- _Task list_
(1) Using the forum thread about plot_ppc coordinates, answer each question on its own line, marked like the questions:
(a) Which three groups does "observed_vars" stand for?
(b) When the coords return an empty subset, what does the plot attempt to generate?
(c) How many graphs does the revised code produce for one item?
(2) Extend the forum thread about plot_ppc coordinates, picking up right after its last line.

- _Supplied text_
════════════════

Yes, the first line defines the new coordinate with the xarray label-based equivalent to numpy “fancy” indexing, the 2nd one updates the present coordinate values to these new ones (which are no longer a unique id and have repeated values). “observed_vars” is a shortcut for ["posterior_predictive", "observed_data", "prior_predictive"].

It looks like you are creating a new coordinate in the 2nd line here instead of updating an existing one. Thus, this new coordinate is not set as “index” to anything, and “predicted_eaches_dim_0” probably still has the default integer arange coordinates, so the coords you are giving return an empty subset → the plot attempts to generate a 0x0 grid which raises that error in matplotlib.

Thank you. I changed to the following:

obs_item = idata.posterior["item"][idata.constant_data["ic_to_item_map_dim_0"]]
data = idata.assign_coords(obs_id=obs_item, groups="observed_vars")
az.plot_ppc(data, coords={'ic_to_item_map_dim_0': ['110656K']}, flatten=[], kind='cumulative')

This produces 40 graphs for one item where I’m aiming for one graph per item. In the code above, I just pull one item.

Maybe this has to do with my model?

Here is my model for reference:

coords = {'business_line':business_lines,
              'category':categories,
              'subcategory':subcats,
              'ic':ic,
              'item':items,
              'time':times,
             'location':locations,
              'promo': promo,
              'giftset':giftset,
              'free_fin':free_fin,
              'dc_discount':dc_discount,
              # 'month':month,
              'cannibalization':cannibalization,
             # 'yearly_components':[f'yearly_{f}_{i+1}' for f in ['cos', 'sin'] for i in range(x_fourier.shape[1] // 2)],
             # 'weekly_components':[f'weekly_{f}_{i+1}' for f in ['cos', 'sin'] for i in range(x_fourier_week.shape[1] // 2)]
             }

    #TRAINING THE MODEL STARTS HERE
    print("fitting model...")
    with pm.Model(coords=coords) as constant_model:    
        #Data that does not change
        cat_to_bl_map = pm.Data('cat_to_bl_map', cat_to_bl_idx, mutable=False)
        subcat_to_cat_map = pm.Data('subcat_to_cat_map', subcat_to_cat_idx, mutable=False)
        ic_to_subcat_map = pm.Data('ic_to_subcat_map', ic_to_subcat_idx, mutable=False)
        ic_to_item_map = pm.Data('ic_to_item_map', ic_to_item_idx, mutable = False)

        #Data that does change
        pm_loc_idx = pm.Data('loc_idx', location_idx, mutable = True)
        pm_item_idx = pm.Data('item_idx', item_idx, mutable=True)
        pm_time_idx = pm.Data('time_idx', time_idx, mutable=True)

════════════════

- _Information shown_
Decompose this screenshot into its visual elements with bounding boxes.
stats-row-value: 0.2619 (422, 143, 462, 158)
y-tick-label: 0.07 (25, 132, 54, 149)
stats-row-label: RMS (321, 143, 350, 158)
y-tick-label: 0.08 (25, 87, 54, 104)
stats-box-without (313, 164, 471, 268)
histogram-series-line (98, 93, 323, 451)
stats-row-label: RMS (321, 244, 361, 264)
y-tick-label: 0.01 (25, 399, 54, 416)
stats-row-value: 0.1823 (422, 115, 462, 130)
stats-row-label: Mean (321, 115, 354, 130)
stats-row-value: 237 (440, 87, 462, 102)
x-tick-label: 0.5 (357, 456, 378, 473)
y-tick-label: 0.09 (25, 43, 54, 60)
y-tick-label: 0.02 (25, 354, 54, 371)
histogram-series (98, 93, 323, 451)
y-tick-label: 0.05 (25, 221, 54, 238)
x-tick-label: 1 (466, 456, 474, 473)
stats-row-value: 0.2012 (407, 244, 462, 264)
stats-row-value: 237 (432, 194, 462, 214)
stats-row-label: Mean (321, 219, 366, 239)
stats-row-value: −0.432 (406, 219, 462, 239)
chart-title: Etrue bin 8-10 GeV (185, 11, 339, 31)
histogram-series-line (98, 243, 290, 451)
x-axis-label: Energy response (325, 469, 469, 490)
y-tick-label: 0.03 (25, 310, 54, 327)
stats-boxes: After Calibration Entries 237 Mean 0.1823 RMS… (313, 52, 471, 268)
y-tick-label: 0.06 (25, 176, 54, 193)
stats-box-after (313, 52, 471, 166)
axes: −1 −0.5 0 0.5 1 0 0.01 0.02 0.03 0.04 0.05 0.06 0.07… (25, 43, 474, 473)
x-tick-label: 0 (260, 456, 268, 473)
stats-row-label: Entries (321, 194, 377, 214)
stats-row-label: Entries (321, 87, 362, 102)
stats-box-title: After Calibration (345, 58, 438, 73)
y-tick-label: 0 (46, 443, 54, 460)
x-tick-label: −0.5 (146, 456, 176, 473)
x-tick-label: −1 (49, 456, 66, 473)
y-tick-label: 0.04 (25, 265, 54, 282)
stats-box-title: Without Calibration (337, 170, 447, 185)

════════════════

- _Answers to the exercises_
(1)
(a) "observed_vars" is a shortcut for ["posterior_predictive", "observed_data", "prior_predictive"].
(b) The plot attempts to generate a 0x0 grid, which raises the error in matplotlib.
(c) It produces 40 graphs for one item.

(2)
        observed_eaches = pm.Data('observed_eaches', df.residual, mutable=True)
        promo_ = pm.Data('promotion', promo_idx, mutable = True)
        cann_ = pm.Data('cannibalization', cann_idx, mutable = True)
        dc_discount_ = pm.Data('dc_discount', dc_idx, mutable = True)
        free_fin_ = pm.Data('free_fin', free_fin_idx, mutable = True)
        pvbv_ = pm.Data('pvbv', promo_pvbv_idx, mutable = True)
        giftset_ = pm.Data('giftset', giftset_idx, mutable = True)
        month_2_ = pm.Data('month_2', month_2_idx, mutable = True)
        month_3_ = pm.Data('month_3', month_3_idx ,mutable = True)
        month_4_ = pm.Data('month_4', month_4_idx ,mutable = True)
        month_5_ = pm.Data('month_5', month_5_idx ,mutable = True)
        month_6_ = pm.Data('month_6', month_6_idx ,mutable = True)
        month_7_ = pm.Data('month_7', month_7_idx ,mutable = True)
        month_8_ = pm.Data('month_8', month_8_idx ,mutable = True)
        month_9_ = pm.Data('month_9', month_9_idx ,mutable = True)
        month_10_ = pm.Data('month_10', month_10_idx,mutable = True)
        month_11_ = pm.Data('month_11', month_11_idx ,mutable = True)
        month_12_ = pm.Data('month_12', month_12_idx ,mutable = True)
        # dcost_local_change_ = pm.Data('dcost_local', price_idx, mutable = True)
        price_change_before_ = pm.Data('price_change_before', price_before_idx, mutable = True)
        price_change_on_ = pm.Data('price_change_on', price_before_idx, mutable = True)

        loc_intercept = pm.Normal('loc_intercept', mu = 0, sigma = 1, dims = ['location'])
        loc_bl = utility_functions.make_next_level_hierarchy_variable(name='loc_bl', mu=loc_intercept, alpha=2, beta=1, dims=['business_line', 'location'])
        loc_cat = utility_functions.make_next_level_hierarchy_variable(name='loc_cat', mu=loc_bl[cat_to_bl_map], alpha=2, beta=1, dims=['category', 'location'])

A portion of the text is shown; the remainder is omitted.